## Written problem:
Each line containing the word "Energy" should be found and copied.
— START OF Information shown —
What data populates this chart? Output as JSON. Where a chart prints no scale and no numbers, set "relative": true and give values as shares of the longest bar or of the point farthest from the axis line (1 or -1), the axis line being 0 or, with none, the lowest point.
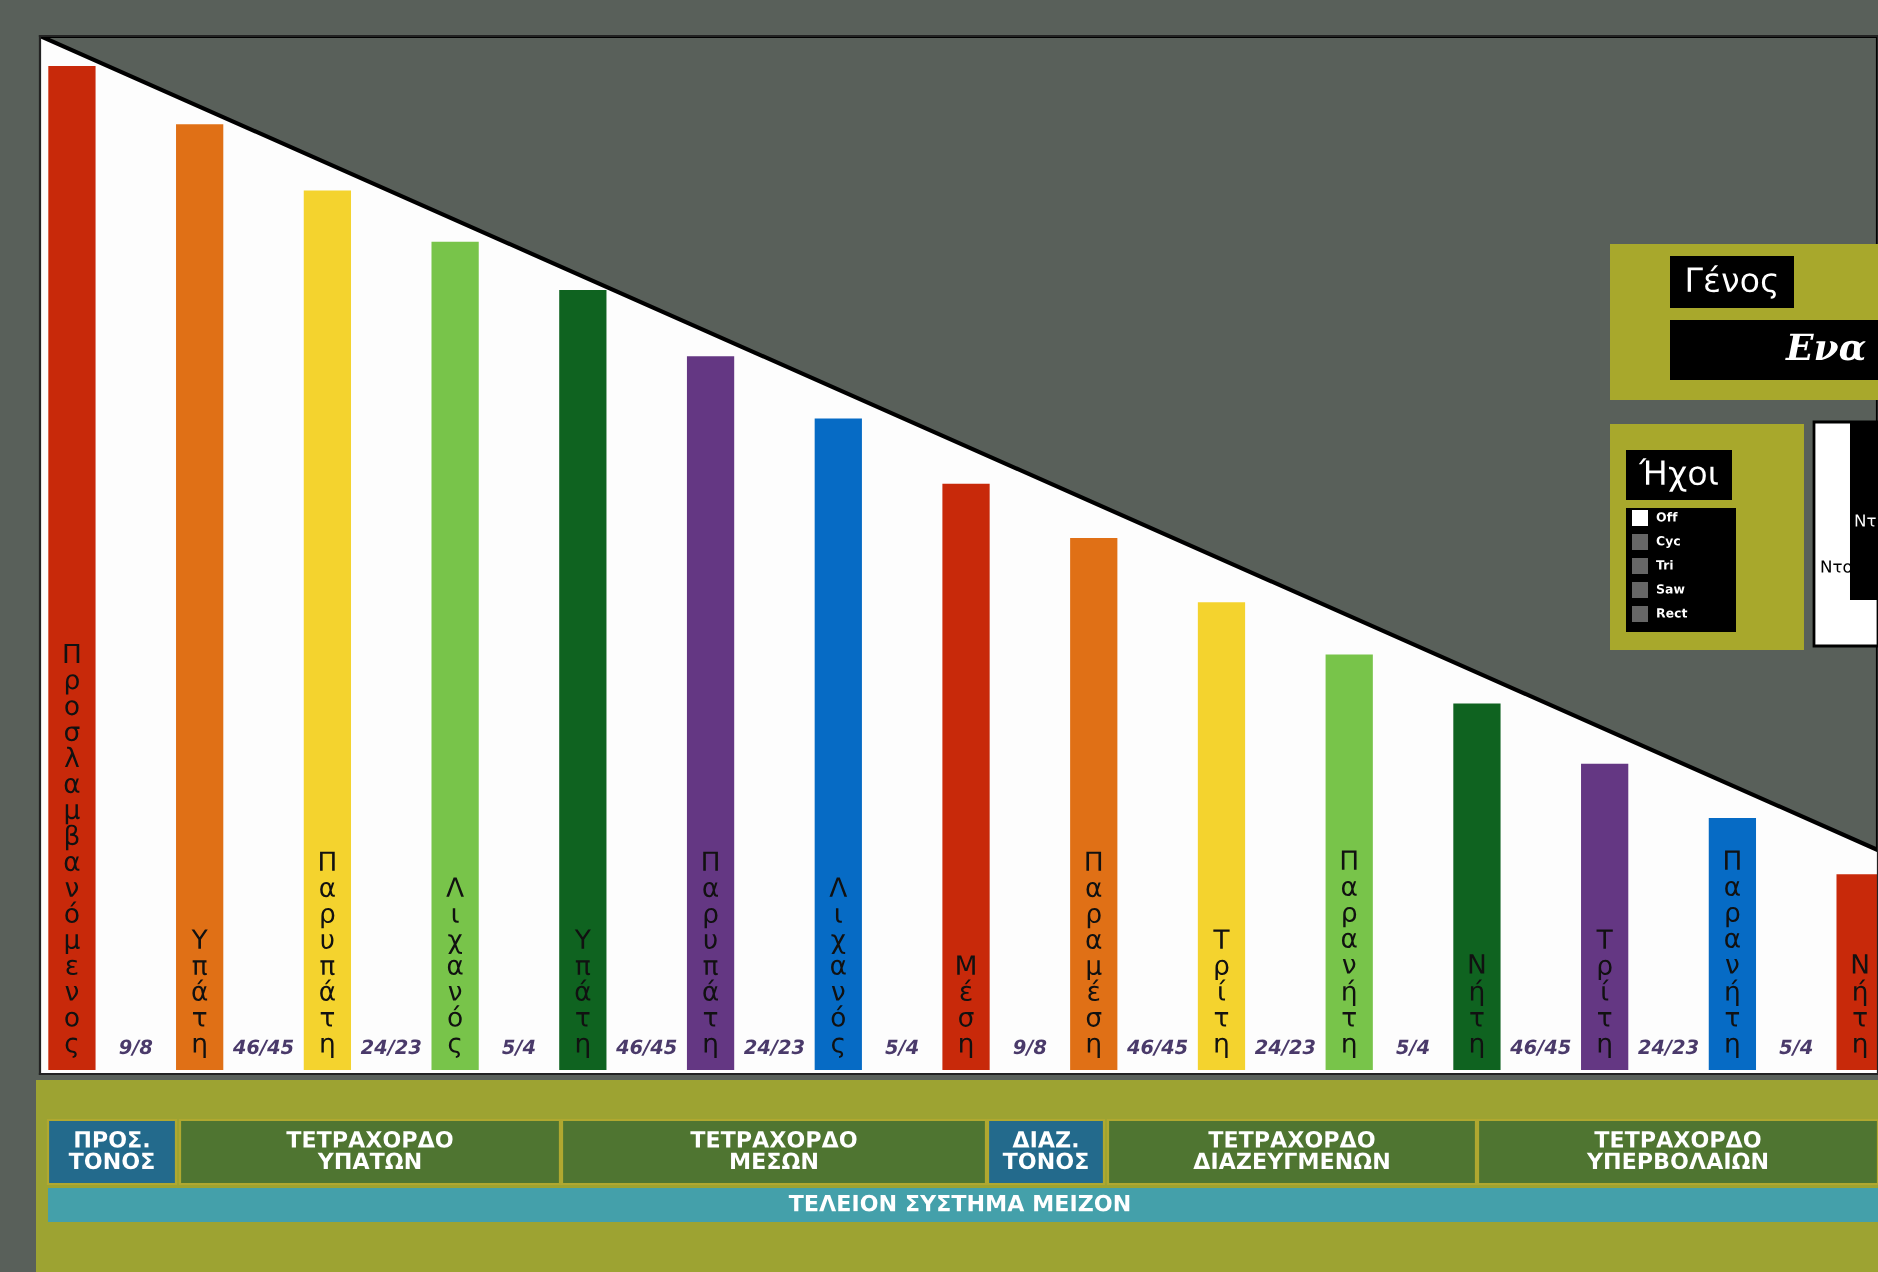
{
  "chart_data": {
    "type": "bar",
    "relative": true,
    "categories": [
      "Προσλαμβανόμενος",
      "Υπάτη",
      "Παρυπάτη",
      "Λιχανός",
      "Υπάτη",
      "Παρυπάτη",
      "Λιχανός",
      "Μέση",
      "Παραμέση",
      "Τρίτη",
      "Παρανήτη",
      "Νήτη",
      "Τρίτη",
      "Παρανήτη",
      "Νήτη"
    ],
    "values": [
      1,
      0.942,
      0.876,
      0.825,
      0.777,
      0.711,
      0.649,
      0.584,
      0.53,
      0.466,
      0.414,
      0.365,
      0.305,
      0.251,
      0.195
    ],
    "colors": [
      "#c8290a",
      "#e07016",
      "#f4d32e",
      "#78c44a",
      "#0f6320",
      "#643783",
      "#066bc5",
      "#c8290a",
      "#e07016",
      "#f4d32e",
      "#78c44a",
      "#0f6320",
      "#643783",
      "#066bc5",
      "#c8290a"
    ],
    "annotations": [
      "9/8",
      "46/45",
      "24/23",
      "5/4",
      "46/45",
      "24/23",
      "5/4",
      "9/8",
      "46/45",
      "24/23",
      "5/4",
      "46/45",
      "24/23",
      "5/4",
      "ΠΡΟΣ.\nΤΟΝΟΣ",
      "ΤΕΤΡΑΧΟΡΔΟ\nΥΠΑΤΩΝ",
      "ΤΕΤΡΑΧΟΡΔΟ\nΜΕΣΩΝ",
      "ΔΙΑΖ.\nΤΟΝΟΣ",
      "ΤΕΤΡΑΧΟΡΔΟ\nΔΙΑΖΕΥΓΜΕΝΩΝ",
      "ΤΕΤΡΑΧΟΡΔΟ\nΥΠΕΡΒΟΛΑΙΩΝ",
      "ΤΕΛΕΙΟΝ ΣΥΣΤΗΜΑ ΜΕΙΖΟΝ",
      "Γένος",
      "Ενα",
      "Ήχοι",
      "Off",
      "Cyc",
      "Tri",
      "Saw",
      "Rect",
      "Ντ",
      "Ντο"
    ],
    "legend": false,
    "grid": false
  }
}
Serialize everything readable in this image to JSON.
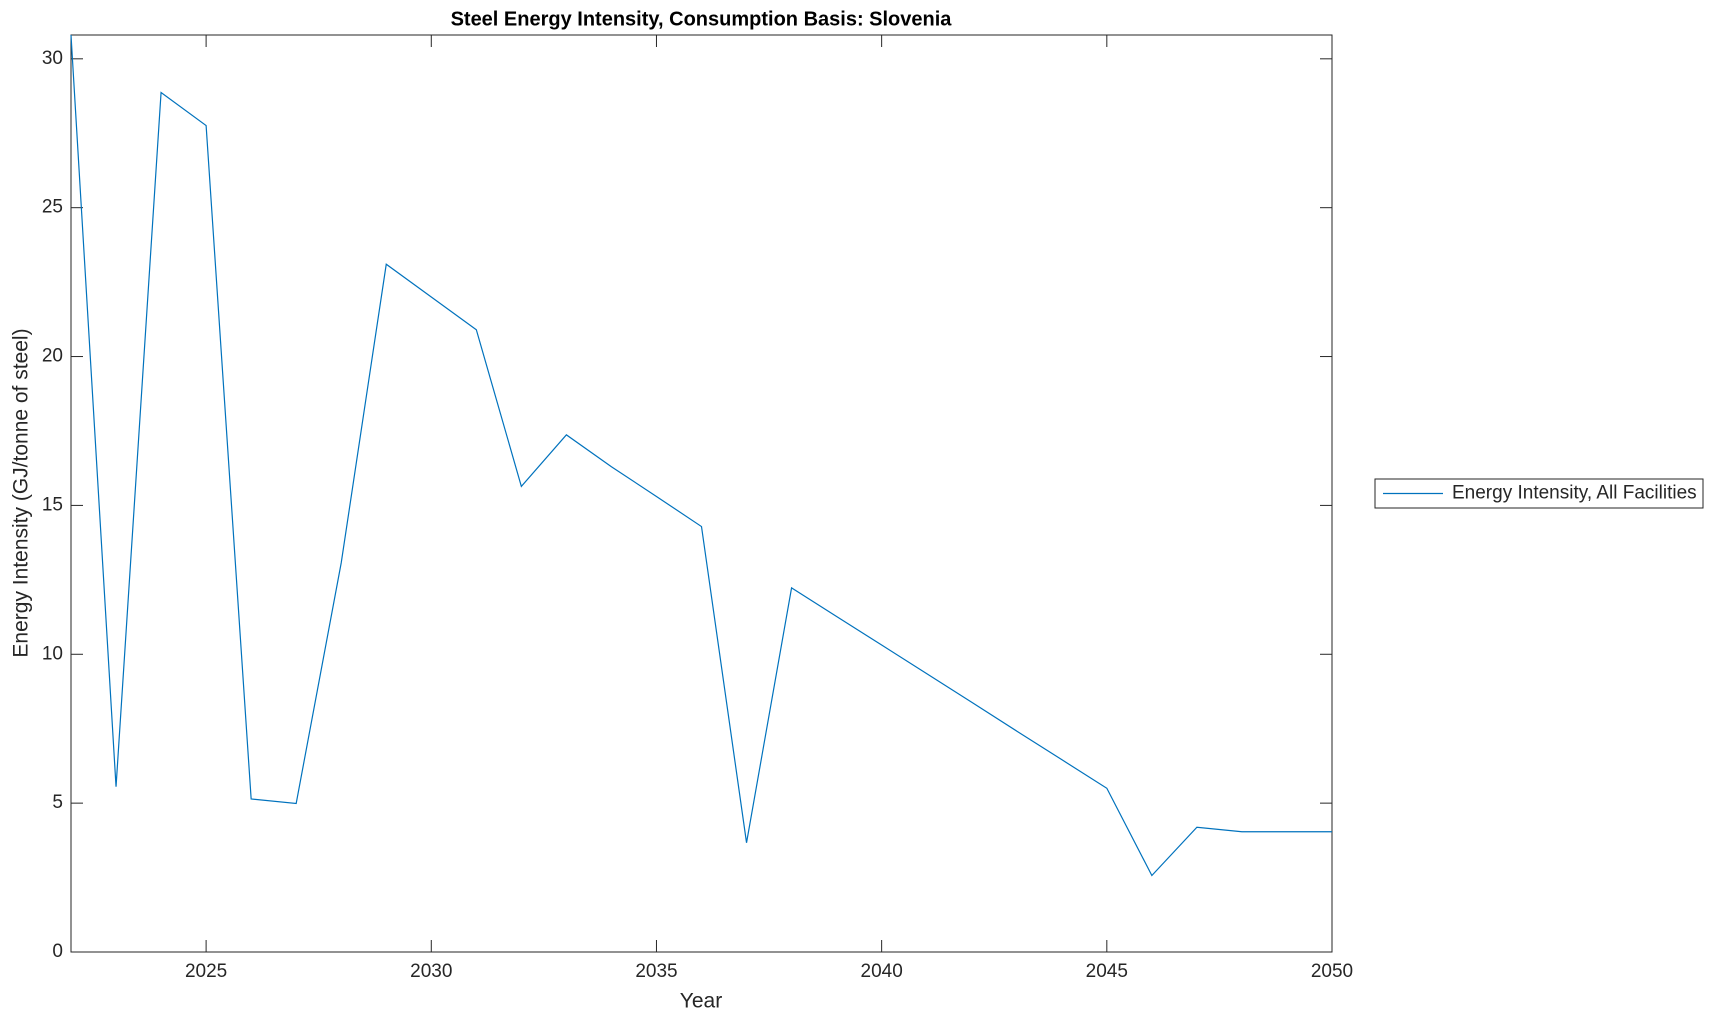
{
  "chart_data": {
    "type": "line",
    "title": "Steel Energy Intensity, Consumption Basis: Slovenia",
    "xlabel": "Year",
    "ylabel": "Energy Intensity (GJ/tonne of steel)",
    "x": [
      2022,
      2023,
      2024,
      2025,
      2026,
      2027,
      2028,
      2029,
      2030,
      2031,
      2032,
      2033,
      2034,
      2035,
      2036,
      2037,
      2038,
      2039,
      2040,
      2041,
      2042,
      2043,
      2044,
      2045,
      2046,
      2047,
      2048,
      2049,
      2050
    ],
    "series": [
      {
        "name": "Energy Intensity, All Facilities",
        "color": "#0072bd",
        "values": [
          30.8,
          5.55,
          28.87,
          27.76,
          5.14,
          4.99,
          13.07,
          23.1,
          22.0,
          20.9,
          15.64,
          17.37,
          16.3,
          15.3,
          14.29,
          3.67,
          12.23,
          11.27,
          10.31,
          9.35,
          8.39,
          7.42,
          6.46,
          5.5,
          2.57,
          4.19,
          4.04,
          4.04,
          4.04
        ]
      }
    ],
    "xlim": [
      2022,
      2050
    ],
    "xticks": [
      2025,
      2030,
      2035,
      2040,
      2045,
      2050
    ],
    "ylim": [
      0,
      30.8
    ],
    "yticks": [
      0,
      5,
      10,
      15,
      20,
      25,
      30
    ],
    "legend": "right"
  }
}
— END OF Information shown —
## Solution to this task:
    "title": "Steel Energy Intensity, Consumption Basis: Slovenia",
    "ylabel": "Energy Intensity (GJ/tonne of steel)",
        "name": "Energy Intensity, All Facilities",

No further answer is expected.